— begin Extracted information —

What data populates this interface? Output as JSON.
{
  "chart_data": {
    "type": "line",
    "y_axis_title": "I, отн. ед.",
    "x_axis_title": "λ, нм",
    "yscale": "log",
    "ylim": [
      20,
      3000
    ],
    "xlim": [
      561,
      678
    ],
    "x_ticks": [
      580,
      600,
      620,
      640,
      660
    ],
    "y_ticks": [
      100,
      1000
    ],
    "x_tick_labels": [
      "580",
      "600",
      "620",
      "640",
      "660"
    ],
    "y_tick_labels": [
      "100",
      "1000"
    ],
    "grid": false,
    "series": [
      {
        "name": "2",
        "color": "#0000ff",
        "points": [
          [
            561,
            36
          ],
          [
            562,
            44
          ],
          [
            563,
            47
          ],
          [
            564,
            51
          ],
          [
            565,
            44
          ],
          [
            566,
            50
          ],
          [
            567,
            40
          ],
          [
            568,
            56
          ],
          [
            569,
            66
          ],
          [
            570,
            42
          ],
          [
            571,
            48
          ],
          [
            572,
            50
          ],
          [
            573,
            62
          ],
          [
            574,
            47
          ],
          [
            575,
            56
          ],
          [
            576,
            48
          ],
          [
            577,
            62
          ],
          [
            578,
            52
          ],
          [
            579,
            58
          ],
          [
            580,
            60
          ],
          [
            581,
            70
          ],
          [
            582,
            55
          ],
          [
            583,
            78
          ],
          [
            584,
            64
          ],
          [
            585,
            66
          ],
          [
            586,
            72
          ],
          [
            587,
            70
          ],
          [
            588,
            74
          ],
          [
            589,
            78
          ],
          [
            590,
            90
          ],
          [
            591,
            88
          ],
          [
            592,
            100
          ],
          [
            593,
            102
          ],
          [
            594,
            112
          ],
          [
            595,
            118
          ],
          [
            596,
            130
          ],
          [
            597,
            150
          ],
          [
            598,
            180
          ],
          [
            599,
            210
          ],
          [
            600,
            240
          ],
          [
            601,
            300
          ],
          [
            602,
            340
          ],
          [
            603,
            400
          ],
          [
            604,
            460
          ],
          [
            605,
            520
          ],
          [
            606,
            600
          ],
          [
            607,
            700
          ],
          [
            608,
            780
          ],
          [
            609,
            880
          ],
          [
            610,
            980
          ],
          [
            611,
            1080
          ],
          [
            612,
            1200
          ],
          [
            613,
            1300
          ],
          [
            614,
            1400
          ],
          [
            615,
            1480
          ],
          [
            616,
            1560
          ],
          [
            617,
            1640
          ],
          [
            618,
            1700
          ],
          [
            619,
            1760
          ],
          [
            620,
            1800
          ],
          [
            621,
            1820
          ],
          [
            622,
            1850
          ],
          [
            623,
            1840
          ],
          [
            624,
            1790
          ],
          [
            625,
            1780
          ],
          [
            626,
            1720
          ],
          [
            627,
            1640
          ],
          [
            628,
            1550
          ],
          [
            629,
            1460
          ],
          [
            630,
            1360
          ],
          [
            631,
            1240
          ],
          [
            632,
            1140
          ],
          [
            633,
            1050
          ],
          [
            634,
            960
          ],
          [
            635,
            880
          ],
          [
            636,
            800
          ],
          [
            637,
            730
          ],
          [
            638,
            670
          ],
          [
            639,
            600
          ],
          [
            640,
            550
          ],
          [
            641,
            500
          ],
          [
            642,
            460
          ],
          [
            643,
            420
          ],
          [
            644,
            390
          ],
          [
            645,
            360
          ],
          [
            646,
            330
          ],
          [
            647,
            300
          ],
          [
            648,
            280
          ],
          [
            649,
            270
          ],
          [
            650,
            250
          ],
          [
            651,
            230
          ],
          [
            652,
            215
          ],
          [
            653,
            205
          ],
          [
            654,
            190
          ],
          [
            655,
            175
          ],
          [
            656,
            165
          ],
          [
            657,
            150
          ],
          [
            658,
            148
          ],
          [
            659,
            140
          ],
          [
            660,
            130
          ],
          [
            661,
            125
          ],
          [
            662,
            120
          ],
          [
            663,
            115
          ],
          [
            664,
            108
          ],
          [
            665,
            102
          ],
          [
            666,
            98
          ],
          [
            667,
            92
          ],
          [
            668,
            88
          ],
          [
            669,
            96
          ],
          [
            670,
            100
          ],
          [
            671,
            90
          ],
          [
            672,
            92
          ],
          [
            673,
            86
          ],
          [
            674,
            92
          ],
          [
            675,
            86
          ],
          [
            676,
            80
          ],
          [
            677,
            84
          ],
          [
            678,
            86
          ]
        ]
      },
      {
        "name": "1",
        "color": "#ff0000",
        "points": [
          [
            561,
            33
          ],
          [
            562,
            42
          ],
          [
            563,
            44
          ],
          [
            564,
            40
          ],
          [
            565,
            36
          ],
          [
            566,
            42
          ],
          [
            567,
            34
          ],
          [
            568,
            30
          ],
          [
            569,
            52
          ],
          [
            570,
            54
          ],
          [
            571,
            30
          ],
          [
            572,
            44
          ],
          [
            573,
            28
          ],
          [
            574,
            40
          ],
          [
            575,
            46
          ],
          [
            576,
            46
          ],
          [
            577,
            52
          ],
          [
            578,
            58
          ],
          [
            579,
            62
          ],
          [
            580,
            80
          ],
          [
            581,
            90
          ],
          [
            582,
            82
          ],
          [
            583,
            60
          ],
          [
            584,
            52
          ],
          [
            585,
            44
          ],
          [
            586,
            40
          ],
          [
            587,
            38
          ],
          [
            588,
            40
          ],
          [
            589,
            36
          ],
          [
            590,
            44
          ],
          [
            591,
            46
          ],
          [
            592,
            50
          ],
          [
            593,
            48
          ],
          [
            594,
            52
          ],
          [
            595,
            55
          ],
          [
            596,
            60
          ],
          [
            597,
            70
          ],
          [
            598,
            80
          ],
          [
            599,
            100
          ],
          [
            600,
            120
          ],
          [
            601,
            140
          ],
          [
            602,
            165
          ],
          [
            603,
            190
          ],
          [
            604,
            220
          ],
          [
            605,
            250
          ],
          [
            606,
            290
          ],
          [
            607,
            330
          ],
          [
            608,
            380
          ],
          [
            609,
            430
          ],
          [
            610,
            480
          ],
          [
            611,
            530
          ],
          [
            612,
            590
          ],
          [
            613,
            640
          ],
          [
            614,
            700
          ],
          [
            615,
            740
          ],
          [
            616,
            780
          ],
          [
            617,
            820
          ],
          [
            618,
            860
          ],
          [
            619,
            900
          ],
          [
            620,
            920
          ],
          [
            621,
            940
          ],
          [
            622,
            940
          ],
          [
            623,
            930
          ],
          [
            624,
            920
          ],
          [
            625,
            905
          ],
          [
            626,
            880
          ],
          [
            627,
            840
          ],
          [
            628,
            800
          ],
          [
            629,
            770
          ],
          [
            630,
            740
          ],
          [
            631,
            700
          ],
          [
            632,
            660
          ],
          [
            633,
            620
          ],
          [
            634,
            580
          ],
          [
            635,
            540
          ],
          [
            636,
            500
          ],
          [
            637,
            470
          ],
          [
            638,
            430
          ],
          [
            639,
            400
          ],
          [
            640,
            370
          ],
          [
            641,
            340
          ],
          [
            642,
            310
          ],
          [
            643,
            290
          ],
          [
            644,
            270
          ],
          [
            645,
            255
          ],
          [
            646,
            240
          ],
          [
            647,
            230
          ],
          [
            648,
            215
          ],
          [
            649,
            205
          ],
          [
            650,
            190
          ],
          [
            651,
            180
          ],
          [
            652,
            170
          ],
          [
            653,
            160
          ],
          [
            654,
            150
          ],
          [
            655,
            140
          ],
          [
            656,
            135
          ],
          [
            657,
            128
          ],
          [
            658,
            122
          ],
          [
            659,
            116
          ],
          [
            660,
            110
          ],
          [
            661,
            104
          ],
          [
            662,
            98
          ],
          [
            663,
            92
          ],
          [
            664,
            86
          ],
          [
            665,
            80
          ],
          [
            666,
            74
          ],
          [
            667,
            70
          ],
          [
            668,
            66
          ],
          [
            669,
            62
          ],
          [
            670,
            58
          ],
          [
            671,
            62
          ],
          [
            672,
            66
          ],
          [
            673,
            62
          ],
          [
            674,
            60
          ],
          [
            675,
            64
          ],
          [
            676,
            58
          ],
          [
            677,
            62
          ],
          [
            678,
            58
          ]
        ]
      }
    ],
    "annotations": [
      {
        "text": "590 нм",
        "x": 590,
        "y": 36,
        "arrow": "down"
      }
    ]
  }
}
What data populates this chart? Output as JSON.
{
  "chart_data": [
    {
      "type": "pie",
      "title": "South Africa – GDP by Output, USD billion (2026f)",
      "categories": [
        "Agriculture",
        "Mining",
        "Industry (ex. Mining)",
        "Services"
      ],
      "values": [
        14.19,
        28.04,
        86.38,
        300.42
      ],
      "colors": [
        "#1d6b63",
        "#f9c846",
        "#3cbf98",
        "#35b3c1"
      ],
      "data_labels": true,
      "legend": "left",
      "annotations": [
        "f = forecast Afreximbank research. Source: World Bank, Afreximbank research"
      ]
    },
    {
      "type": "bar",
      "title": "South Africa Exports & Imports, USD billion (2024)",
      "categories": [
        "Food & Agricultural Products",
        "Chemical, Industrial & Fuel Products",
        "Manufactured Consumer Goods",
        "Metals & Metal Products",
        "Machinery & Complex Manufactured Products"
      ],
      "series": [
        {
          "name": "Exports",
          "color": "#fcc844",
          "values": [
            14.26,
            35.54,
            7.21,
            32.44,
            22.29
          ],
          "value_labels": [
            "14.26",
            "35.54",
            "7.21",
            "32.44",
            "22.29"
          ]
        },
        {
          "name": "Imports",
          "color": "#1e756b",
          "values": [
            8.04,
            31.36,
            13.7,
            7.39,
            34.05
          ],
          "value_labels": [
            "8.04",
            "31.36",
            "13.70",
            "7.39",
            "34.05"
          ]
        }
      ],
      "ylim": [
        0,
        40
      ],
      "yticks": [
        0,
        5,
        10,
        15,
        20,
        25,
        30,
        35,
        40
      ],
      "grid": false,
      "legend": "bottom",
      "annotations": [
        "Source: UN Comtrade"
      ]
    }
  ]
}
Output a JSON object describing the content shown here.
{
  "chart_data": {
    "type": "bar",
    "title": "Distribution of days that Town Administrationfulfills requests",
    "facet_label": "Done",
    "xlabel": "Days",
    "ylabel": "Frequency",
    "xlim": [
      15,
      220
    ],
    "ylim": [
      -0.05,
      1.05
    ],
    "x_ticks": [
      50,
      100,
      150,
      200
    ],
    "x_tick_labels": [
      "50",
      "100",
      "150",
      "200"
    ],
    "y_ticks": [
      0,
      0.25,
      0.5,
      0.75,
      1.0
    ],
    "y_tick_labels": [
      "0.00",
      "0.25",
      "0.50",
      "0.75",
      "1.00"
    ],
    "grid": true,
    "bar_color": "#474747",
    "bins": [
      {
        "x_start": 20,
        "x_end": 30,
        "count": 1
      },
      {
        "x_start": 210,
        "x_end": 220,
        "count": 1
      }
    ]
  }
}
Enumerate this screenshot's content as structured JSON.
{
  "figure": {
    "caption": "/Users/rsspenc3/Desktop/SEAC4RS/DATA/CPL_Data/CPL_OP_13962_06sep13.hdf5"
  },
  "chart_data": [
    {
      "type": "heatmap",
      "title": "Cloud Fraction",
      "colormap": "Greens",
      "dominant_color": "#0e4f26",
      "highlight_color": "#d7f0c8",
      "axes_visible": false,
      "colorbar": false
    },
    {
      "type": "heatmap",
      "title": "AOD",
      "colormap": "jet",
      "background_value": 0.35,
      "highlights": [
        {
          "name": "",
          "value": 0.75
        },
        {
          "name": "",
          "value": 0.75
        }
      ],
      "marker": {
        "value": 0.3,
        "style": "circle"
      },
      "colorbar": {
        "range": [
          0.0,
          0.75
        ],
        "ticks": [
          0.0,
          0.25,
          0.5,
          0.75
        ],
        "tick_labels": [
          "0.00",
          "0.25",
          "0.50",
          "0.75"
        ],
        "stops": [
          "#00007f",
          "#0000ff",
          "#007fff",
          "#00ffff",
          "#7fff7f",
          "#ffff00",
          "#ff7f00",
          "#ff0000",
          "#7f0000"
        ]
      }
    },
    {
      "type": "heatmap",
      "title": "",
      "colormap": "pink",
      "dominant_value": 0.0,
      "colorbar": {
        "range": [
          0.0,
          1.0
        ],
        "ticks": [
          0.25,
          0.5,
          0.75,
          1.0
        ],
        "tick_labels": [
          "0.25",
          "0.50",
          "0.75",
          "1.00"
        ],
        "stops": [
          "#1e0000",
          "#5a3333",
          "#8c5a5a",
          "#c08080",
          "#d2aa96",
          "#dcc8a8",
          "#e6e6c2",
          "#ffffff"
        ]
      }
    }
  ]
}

— end Extracted information —

• [What is expected]: Find the word "colormap" in the data and show each line that holds it.

• [Response to this exercise]:
      "colormap": "Greens",
      "colormap": "jet",
      "colormap": "pink",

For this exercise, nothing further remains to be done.